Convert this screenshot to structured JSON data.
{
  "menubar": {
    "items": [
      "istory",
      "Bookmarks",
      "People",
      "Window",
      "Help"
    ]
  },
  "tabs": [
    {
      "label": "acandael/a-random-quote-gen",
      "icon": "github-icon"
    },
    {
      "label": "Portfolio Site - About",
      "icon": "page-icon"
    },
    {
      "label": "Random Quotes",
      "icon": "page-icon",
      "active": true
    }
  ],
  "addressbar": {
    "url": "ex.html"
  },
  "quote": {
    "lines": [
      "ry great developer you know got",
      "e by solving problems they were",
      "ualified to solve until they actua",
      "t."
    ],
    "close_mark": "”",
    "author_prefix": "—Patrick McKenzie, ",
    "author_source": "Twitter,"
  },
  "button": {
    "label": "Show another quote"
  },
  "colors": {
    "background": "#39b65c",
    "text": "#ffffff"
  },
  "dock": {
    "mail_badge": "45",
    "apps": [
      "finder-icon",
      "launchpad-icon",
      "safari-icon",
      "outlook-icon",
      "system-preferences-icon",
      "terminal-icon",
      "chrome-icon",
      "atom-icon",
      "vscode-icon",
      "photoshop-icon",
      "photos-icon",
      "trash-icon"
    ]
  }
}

(Your objective): Reply with one number only: the count of lines in the entries that contain "label".

(Expected answer): 4